Transcribe all of the material below word for word and leave out its pictures.

## START EXTRACTED RECORDS

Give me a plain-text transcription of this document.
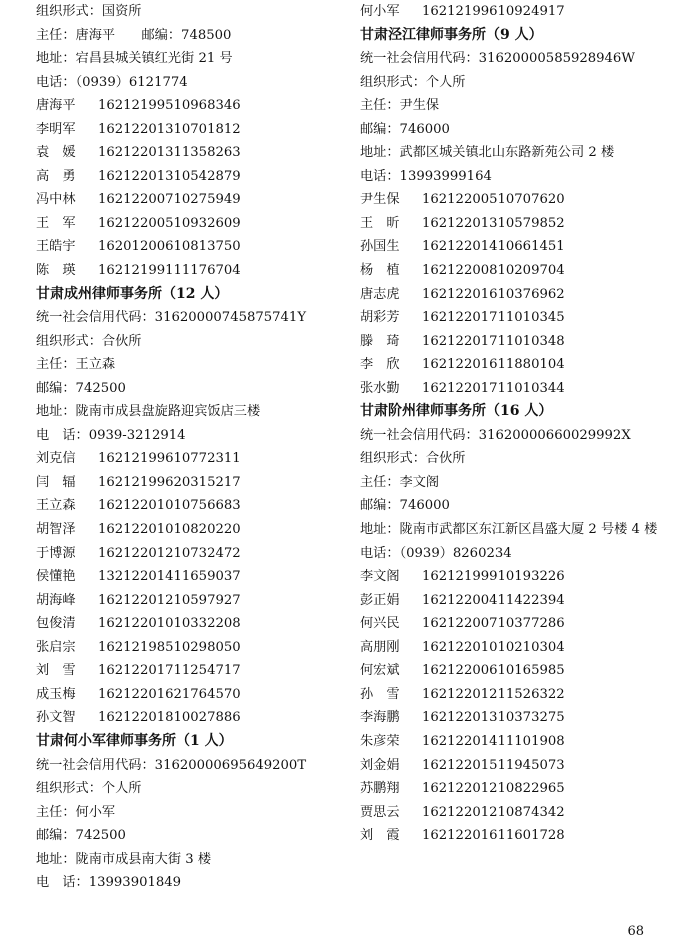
组织形式：国资所
主任：唐海平　　邮编：748500
地址：宕昌县城关镇红光街 21 号
电话：（0939）6121774
唐海平 16212199510968346
李明军 16212201310701812
袁　媛 16212201311358263
高　勇 16212201310542879
冯中林 16212200710275949
王　军 16212200510932609
王皓宇 16201200610813750
陈　瑛 16212199111176704
甘肃成州律师事务所（12 人）
统一社会信用代码：31620000745875741Y
组织形式：合伙所
主任：王立森
邮编：742500
地址：陇南市成县盘旋路迎宾饭店三楼
电　话：0939-3212914
刘克信 16212199610772311
闫　辐 16212199620315217
王立森 16212201010756683
胡智泽 16212201010820220
于博源 16212201210732472
侯懂艳 13212201411659037
胡海峰 16212201210597927
包俊清 16212201010332208
张启宗 16212198510298050
刘　雪 16212201711254717
成玉梅 16212201621764570
孙文智 16212201810027886
甘肃何小军律师事务所（1 人）
统一社会信用代码：31620000695649200T
组织形式：个人所
主任：何小军
邮编：742500
地址：陇南市成县南大街 3 楼
电　话：13993901849
何小军 16212199610924917
甘肃泾江律师事务所（9 人）
统一社会信用代码：31620000585928946W
组织形式：个人所
主任：尹生保
邮编：746000
地址：武都区城关镇北山东路新苑公司 2 楼
电话：13993999164
尹生保 16212200510707620
王　昕 16212201310579852
孙国生 16212201410661451
杨　植 16212200810209704
唐志虎 16212201610376962
胡彩芳 16212201711010345
滕　琦 16212201711010348
李　欣 16212201611880104
张水勤 16212201711010344
甘肃阶州律师事务所（16 人）
统一社会信用代码：31620000660029992X
组织形式：合伙所
主任：李文阁
邮编：746000
地址：陇南市武都区东江新区昌盛大厦 2 号楼 4 楼
电话：（0939）8260234
李文阁 16212199910193226
彭正娟 16212200411422394
何兴民 16212200710377286
高朋刚 16212201010210304
何宏斌 16212200610165985
孙　雪 16212201211526322
李海鹏 16212201310373275
朱彦荣 16212201411101908
刘金娟 16212201511945073
苏鹏翔 16212201210822965
贾思云 16212201210874342
刘　霞 16212201611601728
68
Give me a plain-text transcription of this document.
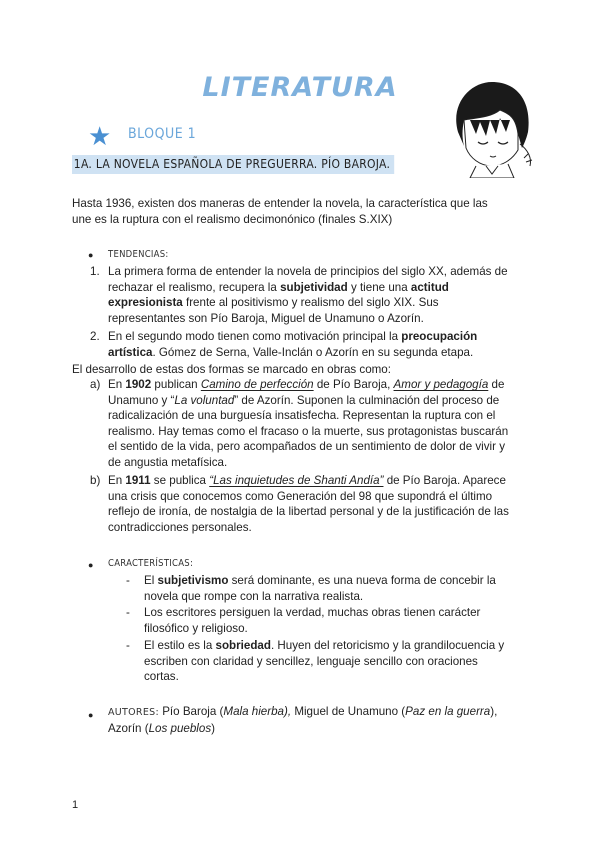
LITERATURA
★ BLOQUE 1
1A. LA NOVELA ESPAÑOLA DE PREGUERRA. PÍO BAROJA.
Hasta 1936, existen dos maneras de entender la novela, la característica que las
une es la ruptura con el realismo decimonónico (finales S.XIX)
● TENDENCIAS:
1. La primera forma de entender la novela de principios del siglo XX, además de
rechazar el realismo, recupera la subjetividad y tiene una actitud
expresionista frente al positivismo y realismo del siglo XIX. Sus
representantes son Pío Baroja, Miguel de Unamuno o Azorín.
2. En el segundo modo tienen como motivación principal la preocupación
artística. Gómez de Serna, Valle-Inclán o Azorín en su segunda etapa.
El desarrollo de estas dos formas se marcado en obras como:
a) En 1902 publican Camino de perfección de Pío Baroja, Amor y pedagogía de
Unamuno y “La voluntad” de Azorín. Suponen la culminación del proceso de
radicalización de una burguesía insatisfecha. Representan la ruptura con el
realismo. Hay temas como el fracaso o la muerte, sus protagonistas buscarán
el sentido de la vida, pero acompañados de un sentimiento de dolor de vivir y
de angustia metafísica.
b) En 1911 se publica “Las inquietudes de Shanti Andía” de Pío Baroja. Aparece
una crisis que conocemos como Generación del 98 que supondrá el último
reflejo de ironía, de nostalgia de la libertad personal y de la justificación de las
contradicciones personales.
● CARACTERÍSTICAS:
- El subjetivismo será dominante, es una nueva forma de concebir la
novela que rompe con la narrativa realista.
- Los escritores persiguen la verdad, muchas obras tienen carácter
filosófico y religioso.
- El estilo es la sobriedad. Huyen del retoricismo y la grandilocuencia y
escriben con claridad y sencillez, lenguaje sencillo con oraciones
cortas.
● AUTORES: Pío Baroja (Mala hierba), Miguel de Unamuno (Paz en la guerra),
Azorín (Los pueblos)
1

## END EXTRACTED RECORDS

WORKED SOLUTION
Give me a plain-text transcription of this document.
组织形式：国资所
主任：唐海平　　邮编：748500
地址：宕昌县城关镇红光街 21 号
电话：（0939）6121774
唐海平 16212199510968346
李明军 16212201310701812
袁　媛 16212201311358263
高　勇 16212201310542879
冯中林 16212200710275949
王　军 16212200510932609
王皓宇 16201200610813750
陈　瑛 16212199111176704
甘肃成州律师事务所（12 人）
统一社会信用代码：31620000745875741Y
组织形式：合伙所
主任：王立森
邮编：742500
地址：陇南市成县盘旋路迎宾饭店三楼
电　话：0939-3212914
刘克信 16212199610772311
闫　辐 16212199620315217
王立森 16212201010756683
胡智泽 16212201010820220
于博源 16212201210732472
侯懂艳 13212201411659037
胡海峰 16212201210597927
包俊清 16212201010332208
张启宗 16212198510298050
刘　雪 16212201711254717
成玉梅 16212201621764570
孙文智 16212201810027886
甘肃何小军律师事务所（1 人）
统一社会信用代码：31620000695649200T
组织形式：个人所
主任：何小军
邮编：742500
地址：陇南市成县南大街 3 楼
电　话：13993901849
何小军 16212199610924917
甘肃泾江律师事务所（9 人）
统一社会信用代码：31620000585928946W
组织形式：个人所
主任：尹生保
邮编：746000
地址：武都区城关镇北山东路新苑公司 2 楼
电话：13993999164
尹生保 16212200510707620
王　昕 16212201310579852
孙国生 16212201410661451
杨　植 16212200810209704
唐志虎 16212201610376962
胡彩芳 16212201711010345
滕　琦 16212201711010348
李　欣 16212201611880104
张水勤 16212201711010344
甘肃阶州律师事务所（16 人）
统一社会信用代码：31620000660029992X
组织形式：合伙所
主任：李文阁
邮编：746000
地址：陇南市武都区东江新区昌盛大厦 2 号楼 4 楼
电话：（0939）8260234
李文阁 16212199910193226
彭正娟 16212200411422394
何兴民 16212200710377286
高朋刚 16212201010210304
何宏斌 16212200610165985
孙　雪 16212201211526322
李海鹏 16212201310373275
朱彦荣 16212201411101908
刘金娟 16212201511945073
苏鹏翔 16212201210822965
贾思云 16212201210874342
刘　霞 16212201611601728
68
Give me a plain-text transcription of this document.
LITERATURA
★ BLOQUE 1
1A. LA NOVELA ESPAÑOLA DE PREGUERRA. PÍO BAROJA.
Hasta 1936, existen dos maneras de entender la novela, la característica que las
une es la ruptura con el realismo decimonónico (finales S.XIX)
● TENDENCIAS:
1. La primera forma de entender la novela de principios del siglo XX, además de
rechazar el realismo, recupera la subjetividad y tiene una actitud
expresionista frente al positivismo y realismo del siglo XIX. Sus
representantes son Pío Baroja, Miguel de Unamuno o Azorín.
2. En el segundo modo tienen como motivación principal la preocupación
artística. Gómez de Serna, Valle-Inclán o Azorín en su segunda etapa.
El desarrollo de estas dos formas se marcado en obras como:
a) En 1902 publican Camino de perfección de Pío Baroja, Amor y pedagogía de
Unamuno y “La voluntad” de Azorín. Suponen la culminación del proceso de
radicalización de una burguesía insatisfecha. Representan la ruptura con el
realismo. Hay temas como el fracaso o la muerte, sus protagonistas buscarán
el sentido de la vida, pero acompañados de un sentimiento de dolor de vivir y
de angustia metafísica.
b) En 1911 se publica “Las inquietudes de Shanti Andía” de Pío Baroja. Aparece
una crisis que conocemos como Generación del 98 que supondrá el último
reflejo de ironía, de nostalgia de la libertad personal y de la justificación de las
contradicciones personales.
● CARACTERÍSTICAS:
- El subjetivismo será dominante, es una nueva forma de concebir la
novela que rompe con la narrativa realista.
- Los escritores persiguen la verdad, muchas obras tienen carácter
filosófico y religioso.
- El estilo es la sobriedad. Huyen del retoricismo y la grandilocuencia y
escriben con claridad y sencillez, lenguaje sencillo con oraciones
cortas.
● AUTORES: Pío Baroja (Mala hierba), Miguel de Unamuno (Paz en la guerra),
Azorín (Los pueblos)
1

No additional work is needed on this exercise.